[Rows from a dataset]
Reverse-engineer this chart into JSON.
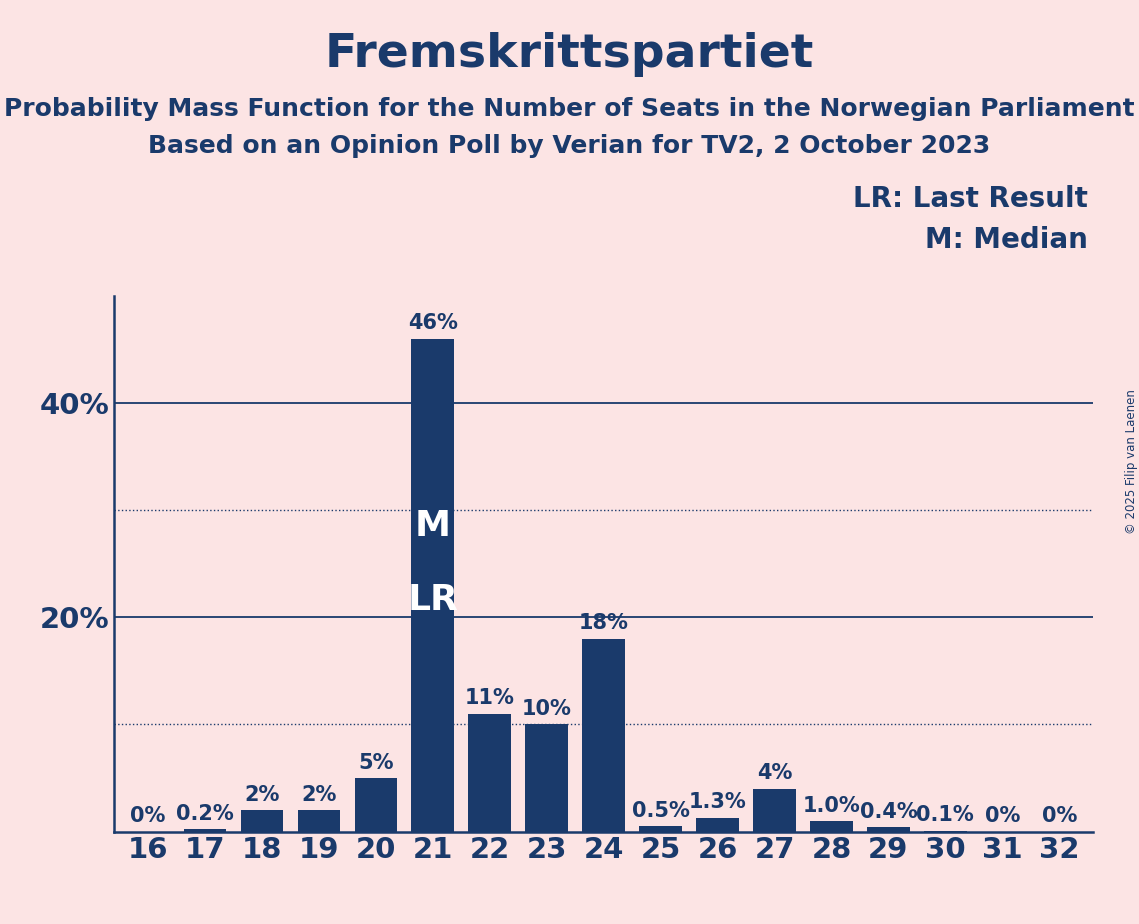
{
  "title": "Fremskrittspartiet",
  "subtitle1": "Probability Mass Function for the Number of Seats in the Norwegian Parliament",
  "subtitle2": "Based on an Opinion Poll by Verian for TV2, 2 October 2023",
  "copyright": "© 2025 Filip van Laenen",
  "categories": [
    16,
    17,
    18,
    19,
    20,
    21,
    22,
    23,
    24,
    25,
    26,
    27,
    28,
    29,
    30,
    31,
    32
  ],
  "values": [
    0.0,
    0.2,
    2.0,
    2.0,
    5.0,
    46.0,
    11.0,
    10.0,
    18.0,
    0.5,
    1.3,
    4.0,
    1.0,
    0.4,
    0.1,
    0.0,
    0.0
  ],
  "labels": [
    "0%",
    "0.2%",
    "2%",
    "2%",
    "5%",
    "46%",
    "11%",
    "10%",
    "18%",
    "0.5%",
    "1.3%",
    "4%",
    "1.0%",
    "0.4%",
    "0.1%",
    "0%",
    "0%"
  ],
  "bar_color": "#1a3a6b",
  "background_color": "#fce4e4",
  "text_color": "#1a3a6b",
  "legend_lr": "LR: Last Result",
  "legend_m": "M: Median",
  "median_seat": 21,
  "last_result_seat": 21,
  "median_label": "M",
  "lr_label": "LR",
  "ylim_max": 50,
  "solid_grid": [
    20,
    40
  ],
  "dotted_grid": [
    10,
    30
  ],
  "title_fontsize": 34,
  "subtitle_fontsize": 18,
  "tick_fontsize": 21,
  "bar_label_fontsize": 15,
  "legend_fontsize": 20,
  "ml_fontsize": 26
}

■ **INSTRUCTIONS FOR THE TASK**: Leave out the pictures and copy everything else in the records word for word.

■ **OUTPUT FOR THIS TASK**:
Reverse-engineer this chart into JSON.
{
  "title": "Fremskrittspartiet",
  "subtitle1": "Probability Mass Function for the Number of Seats in the Norwegian Parliament",
  "subtitle2": "Based on an Opinion Poll by Verian for TV2, 2 October 2023",
  "copyright": "© 2025 Filip van Laenen",
  "categories": [
    16,
    17,
    18,
    19,
    20,
    21,
    22,
    23,
    24,
    25,
    26,
    27,
    28,
    29,
    30,
    31,
    32
  ],
  "values": [
    0.0,
    0.2,
    2.0,
    2.0,
    5.0,
    46.0,
    11.0,
    10.0,
    18.0,
    0.5,
    1.3,
    4.0,
    1.0,
    0.4,
    0.1,
    0.0,
    0.0
  ],
  "labels": [
    "0%",
    "0.2%",
    "2%",
    "2%",
    "5%",
    "46%",
    "11%",
    "10%",
    "18%",
    "0.5%",
    "1.3%",
    "4%",
    "1.0%",
    "0.4%",
    "0.1%",
    "0%",
    "0%"
  ],
  "bar_color": "#1a3a6b",
  "background_color": "#fce4e4",
  "text_color": "#1a3a6b",
  "legend_lr": "LR: Last Result",
  "legend_m": "M: Median",
  "median_seat": 21,
  "last_result_seat": 21,
  "median_label": "M",
  "lr_label": "LR",
  "ylim_max": 50,
  "solid_grid": [
    20,
    40
  ],
  "dotted_grid": [
    10,
    30
  ],
  "title_fontsize": 34,
  "subtitle_fontsize": 18,
  "tick_fontsize": 21,
  "bar_label_fontsize": 15,
  "legend_fontsize": 20,
  "ml_fontsize": 26
}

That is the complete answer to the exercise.